Can you quote the records below in full, word for word?

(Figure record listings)
○ ○ ○ ○ ○ ○ ○

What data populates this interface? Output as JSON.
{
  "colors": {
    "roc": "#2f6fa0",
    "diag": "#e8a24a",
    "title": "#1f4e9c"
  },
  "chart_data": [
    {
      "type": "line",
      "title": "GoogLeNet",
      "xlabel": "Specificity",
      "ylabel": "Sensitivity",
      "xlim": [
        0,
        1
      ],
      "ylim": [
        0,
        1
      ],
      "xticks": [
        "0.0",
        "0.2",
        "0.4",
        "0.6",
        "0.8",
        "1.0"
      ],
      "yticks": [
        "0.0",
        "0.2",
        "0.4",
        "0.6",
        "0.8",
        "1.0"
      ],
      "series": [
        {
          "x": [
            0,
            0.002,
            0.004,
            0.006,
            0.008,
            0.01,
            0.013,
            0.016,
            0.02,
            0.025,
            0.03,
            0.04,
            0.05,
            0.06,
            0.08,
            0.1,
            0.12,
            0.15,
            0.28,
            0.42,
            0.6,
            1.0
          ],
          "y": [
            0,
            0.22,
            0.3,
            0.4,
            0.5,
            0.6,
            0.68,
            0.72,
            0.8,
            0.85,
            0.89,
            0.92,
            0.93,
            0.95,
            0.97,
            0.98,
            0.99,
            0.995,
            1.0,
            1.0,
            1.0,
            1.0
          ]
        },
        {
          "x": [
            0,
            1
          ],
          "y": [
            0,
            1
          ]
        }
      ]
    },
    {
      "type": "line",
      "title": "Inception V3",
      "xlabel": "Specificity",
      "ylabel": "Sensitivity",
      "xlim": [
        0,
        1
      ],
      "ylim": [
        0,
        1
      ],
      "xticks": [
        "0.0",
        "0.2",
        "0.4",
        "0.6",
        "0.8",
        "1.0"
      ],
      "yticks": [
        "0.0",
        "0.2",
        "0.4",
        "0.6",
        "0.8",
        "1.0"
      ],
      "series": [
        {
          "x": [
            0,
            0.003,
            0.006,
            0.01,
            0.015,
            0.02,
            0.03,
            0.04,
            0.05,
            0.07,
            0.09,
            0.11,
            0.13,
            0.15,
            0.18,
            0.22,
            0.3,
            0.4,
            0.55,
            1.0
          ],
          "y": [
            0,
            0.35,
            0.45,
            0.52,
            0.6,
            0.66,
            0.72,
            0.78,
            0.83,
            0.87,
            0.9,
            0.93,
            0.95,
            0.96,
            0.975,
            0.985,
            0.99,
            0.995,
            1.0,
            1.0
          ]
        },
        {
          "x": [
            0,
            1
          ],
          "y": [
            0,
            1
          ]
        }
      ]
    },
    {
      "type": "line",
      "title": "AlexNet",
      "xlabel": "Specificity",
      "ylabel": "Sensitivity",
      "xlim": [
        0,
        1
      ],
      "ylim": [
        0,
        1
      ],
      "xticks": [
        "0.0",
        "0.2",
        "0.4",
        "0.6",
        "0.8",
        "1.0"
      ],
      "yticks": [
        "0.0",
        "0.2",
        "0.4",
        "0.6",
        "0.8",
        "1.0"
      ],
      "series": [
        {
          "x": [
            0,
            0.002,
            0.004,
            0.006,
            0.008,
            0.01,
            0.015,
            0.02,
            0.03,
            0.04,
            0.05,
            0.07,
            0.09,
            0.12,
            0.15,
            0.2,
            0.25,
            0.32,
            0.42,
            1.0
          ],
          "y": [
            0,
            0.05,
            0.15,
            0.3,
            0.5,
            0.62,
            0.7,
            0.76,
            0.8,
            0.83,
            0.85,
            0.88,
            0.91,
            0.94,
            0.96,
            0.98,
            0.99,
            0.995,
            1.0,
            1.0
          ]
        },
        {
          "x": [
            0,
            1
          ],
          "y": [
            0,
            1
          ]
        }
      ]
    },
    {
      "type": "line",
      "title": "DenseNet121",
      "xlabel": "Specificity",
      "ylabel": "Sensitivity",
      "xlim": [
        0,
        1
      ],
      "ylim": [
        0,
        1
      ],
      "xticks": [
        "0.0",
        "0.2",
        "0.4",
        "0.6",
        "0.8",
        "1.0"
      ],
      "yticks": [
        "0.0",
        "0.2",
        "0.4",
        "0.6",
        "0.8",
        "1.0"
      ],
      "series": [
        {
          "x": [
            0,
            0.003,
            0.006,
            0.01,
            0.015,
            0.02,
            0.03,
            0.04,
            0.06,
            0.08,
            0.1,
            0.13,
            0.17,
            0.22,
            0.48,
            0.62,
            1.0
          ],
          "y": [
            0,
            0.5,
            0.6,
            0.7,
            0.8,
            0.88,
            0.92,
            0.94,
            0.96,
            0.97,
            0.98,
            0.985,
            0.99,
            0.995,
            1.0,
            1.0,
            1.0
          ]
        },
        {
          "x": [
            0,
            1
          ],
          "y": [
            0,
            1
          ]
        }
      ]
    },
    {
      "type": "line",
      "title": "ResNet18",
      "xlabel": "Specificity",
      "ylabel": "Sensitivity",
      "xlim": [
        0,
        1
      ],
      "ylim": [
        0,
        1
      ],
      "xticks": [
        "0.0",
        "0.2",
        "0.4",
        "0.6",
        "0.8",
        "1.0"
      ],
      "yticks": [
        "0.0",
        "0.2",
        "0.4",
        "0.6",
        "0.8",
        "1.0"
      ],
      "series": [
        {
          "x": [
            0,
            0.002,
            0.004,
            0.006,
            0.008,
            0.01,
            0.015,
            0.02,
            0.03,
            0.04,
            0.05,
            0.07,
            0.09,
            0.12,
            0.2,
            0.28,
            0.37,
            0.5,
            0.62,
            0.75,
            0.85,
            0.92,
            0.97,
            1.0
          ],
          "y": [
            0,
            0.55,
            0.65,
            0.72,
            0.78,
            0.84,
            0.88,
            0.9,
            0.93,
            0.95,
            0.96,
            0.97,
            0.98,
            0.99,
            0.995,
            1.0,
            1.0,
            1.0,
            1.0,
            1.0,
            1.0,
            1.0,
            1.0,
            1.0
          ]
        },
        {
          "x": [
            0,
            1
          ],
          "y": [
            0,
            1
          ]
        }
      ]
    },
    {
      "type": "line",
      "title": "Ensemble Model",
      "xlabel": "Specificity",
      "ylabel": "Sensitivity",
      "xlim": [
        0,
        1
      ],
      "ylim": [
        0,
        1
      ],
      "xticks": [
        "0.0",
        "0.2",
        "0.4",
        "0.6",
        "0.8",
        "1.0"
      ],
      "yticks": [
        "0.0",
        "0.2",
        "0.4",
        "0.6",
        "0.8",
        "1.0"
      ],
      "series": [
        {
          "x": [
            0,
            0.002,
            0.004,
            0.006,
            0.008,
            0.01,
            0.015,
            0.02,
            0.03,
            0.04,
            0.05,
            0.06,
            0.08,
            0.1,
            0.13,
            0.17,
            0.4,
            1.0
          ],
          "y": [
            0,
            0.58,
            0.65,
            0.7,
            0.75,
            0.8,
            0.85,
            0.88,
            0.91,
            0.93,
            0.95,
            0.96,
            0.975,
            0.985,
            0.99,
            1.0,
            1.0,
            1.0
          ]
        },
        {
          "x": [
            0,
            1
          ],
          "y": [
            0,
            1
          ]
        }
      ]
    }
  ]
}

○ ○ ○ ○ ○ ○ ○

- **Written solution**:
What data populates this interface? Output as JSON.
{
  "colors": {
    "roc": "#2f6fa0",
    "diag": "#e8a24a",
    "title": "#1f4e9c"
  },
  "chart_data": [
    {
      "type": "line",
      "title": "GoogLeNet",
      "xlabel": "Specificity",
      "ylabel": "Sensitivity",
      "xlim": [
        0,
        1
      ],
      "ylim": [
        0,
        1
      ],
      "xticks": [
        "0.0",
        "0.2",
        "0.4",
        "0.6",
        "0.8",
        "1.0"
      ],
      "yticks": [
        "0.0",
        "0.2",
        "0.4",
        "0.6",
        "0.8",
        "1.0"
      ],
      "series": [
        {
          "x": [
            0,
            0.002,
            0.004,
            0.006,
            0.008,
            0.01,
            0.013,
            0.016,
            0.02,
            0.025,
            0.03,
            0.04,
            0.05,
            0.06,
            0.08,
            0.1,
            0.12,
            0.15,
            0.28,
            0.42,
            0.6,
            1.0
          ],
          "y": [
            0,
            0.22,
            0.3,
            0.4,
            0.5,
            0.6,
            0.68,
            0.72,
            0.8,
            0.85,
            0.89,
            0.92,
            0.93,
            0.95,
            0.97,
            0.98,
            0.99,
            0.995,
            1.0,
            1.0,
            1.0,
            1.0
          ]
        },
        {
          "x": [
            0,
            1
          ],
          "y": [
            0,
            1
          ]
        }
      ]
    },
    {
      "type": "line",
      "title": "Inception V3",
      "xlabel": "Specificity",
      "ylabel": "Sensitivity",
      "xlim": [
        0,
        1
      ],
      "ylim": [
        0,
        1
      ],
      "xticks": [
        "0.0",
        "0.2",
        "0.4",
        "0.6",
        "0.8",
        "1.0"
      ],
      "yticks": [
        "0.0",
        "0.2",
        "0.4",
        "0.6",
        "0.8",
        "1.0"
      ],
      "series": [
        {
          "x": [
            0,
            0.003,
            0.006,
            0.01,
            0.015,
            0.02,
            0.03,
            0.04,
            0.05,
            0.07,
            0.09,
            0.11,
            0.13,
            0.15,
            0.18,
            0.22,
            0.3,
            0.4,
            0.55,
            1.0
          ],
          "y": [
            0,
            0.35,
            0.45,
            0.52,
            0.6,
            0.66,
            0.72,
            0.78,
            0.83,
            0.87,
            0.9,
            0.93,
            0.95,
            0.96,
            0.975,
            0.985,
            0.99,
            0.995,
            1.0,
            1.0
          ]
        },
        {
          "x": [
            0,
            1
          ],
          "y": [
            0,
            1
          ]
        }
      ]
    },
    {
      "type": "line",
      "title": "AlexNet",
      "xlabel": "Specificity",
      "ylabel": "Sensitivity",
      "xlim": [
        0,
        1
      ],
      "ylim": [
        0,
        1
      ],
      "xticks": [
        "0.0",
        "0.2",
        "0.4",
        "0.6",
        "0.8",
        "1.0"
      ],
      "yticks": [
        "0.0",
        "0.2",
        "0.4",
        "0.6",
        "0.8",
        "1.0"
      ],
      "series": [
        {
          "x": [
            0,
            0.002,
            0.004,
            0.006,
            0.008,
            0.01,
            0.015,
            0.02,
            0.03,
            0.04,
            0.05,
            0.07,
            0.09,
            0.12,
            0.15,
            0.2,
            0.25,
            0.32,
            0.42,
            1.0
          ],
          "y": [
            0,
            0.05,
            0.15,
            0.3,
            0.5,
            0.62,
            0.7,
            0.76,
            0.8,
            0.83,
            0.85,
            0.88,
            0.91,
            0.94,
            0.96,
            0.98,
            0.99,
            0.995,
            1.0,
            1.0
          ]
        },
        {
          "x": [
            0,
            1
          ],
          "y": [
            0,
            1
          ]
        }
      ]
    },
    {
      "type": "line",
      "title": "DenseNet121",
      "xlabel": "Specificity",
      "ylabel": "Sensitivity",
      "xlim": [
        0,
        1
      ],
      "ylim": [
        0,
        1
      ],
      "xticks": [
        "0.0",
        "0.2",
        "0.4",
        "0.6",
        "0.8",
        "1.0"
      ],
      "yticks": [
        "0.0",
        "0.2",
        "0.4",
        "0.6",
        "0.8",
        "1.0"
      ],
      "series": [
        {
          "x": [
            0,
            0.003,
            0.006,
            0.01,
            0.015,
            0.02,
            0.03,
            0.04,
            0.06,
            0.08,
            0.1,
            0.13,
            0.17,
            0.22,
            0.48,
            0.62,
            1.0
          ],
          "y": [
            0,
            0.5,
            0.6,
            0.7,
            0.8,
            0.88,
            0.92,
            0.94,
            0.96,
            0.97,
            0.98,
            0.985,
            0.99,
            0.995,
            1.0,
            1.0,
            1.0
          ]
        },
        {
          "x": [
            0,
            1
          ],
          "y": [
            0,
            1
          ]
        }
      ]
    },
    {
      "type": "line",
      "title": "ResNet18",
      "xlabel": "Specificity",
      "ylabel": "Sensitivity",
      "xlim": [
        0,
        1
      ],
      "ylim": [
        0,
        1
      ],
      "xticks": [
        "0.0",
        "0.2",
        "0.4",
        "0.6",
        "0.8",
        "1.0"
      ],
      "yticks": [
        "0.0",
        "0.2",
        "0.4",
        "0.6",
        "0.8",
        "1.0"
      ],
      "series": [
        {
          "x": [
            0,
            0.002,
            0.004,
            0.006,
            0.008,
            0.01,
            0.015,
            0.02,
            0.03,
            0.04,
            0.05,
            0.07,
            0.09,
            0.12,
            0.2,
            0.28,
            0.37,
            0.5,
            0.62,
            0.75,
            0.85,
            0.92,
            0.97,
            1.0
          ],
          "y": [
            0,
            0.55,
            0.65,
            0.72,
            0.78,
            0.84,
            0.88,
            0.9,
            0.93,
            0.95,
            0.96,
            0.97,
            0.98,
            0.99,
            0.995,
            1.0,
            1.0,
            1.0,
            1.0,
            1.0,
            1.0,
            1.0,
            1.0,
            1.0
          ]
        },
        {
          "x": [
            0,
            1
          ],
          "y": [
            0,
            1
          ]
        }
      ]
    },
    {
      "type": "line",
      "title": "Ensemble Model",
      "xlabel": "Specificity",
      "ylabel": "Sensitivity",
      "xlim": [
        0,
        1
      ],
      "ylim": [
        0,
        1
      ],
      "xticks": [
        "0.0",
        "0.2",
        "0.4",
        "0.6",
        "0.8",
        "1.0"
      ],
      "yticks": [
        "0.0",
        "0.2",
        "0.4",
        "0.6",
        "0.8",
        "1.0"
      ],
      "series": [
        {
          "x": [
            0,
            0.002,
            0.004,
            0.006,
            0.008,
            0.01,
            0.015,
            0.02,
            0.03,
            0.04,
            0.05,
            0.06,
            0.08,
            0.1,
            0.13,
            0.17,
            0.4,
            1.0
          ],
          "y": [
            0,
            0.58,
            0.65,
            0.7,
            0.75,
            0.8,
            0.85,
            0.88,
            0.91,
            0.93,
            0.95,
            0.96,
            0.975,
            0.985,
            0.99,
            1.0,
            1.0,
            1.0
          ]
        },
        {
          "x": [
            0,
            1
          ],
          "y": [
            0,
            1
          ]
        }
      ]
    }
  ]
}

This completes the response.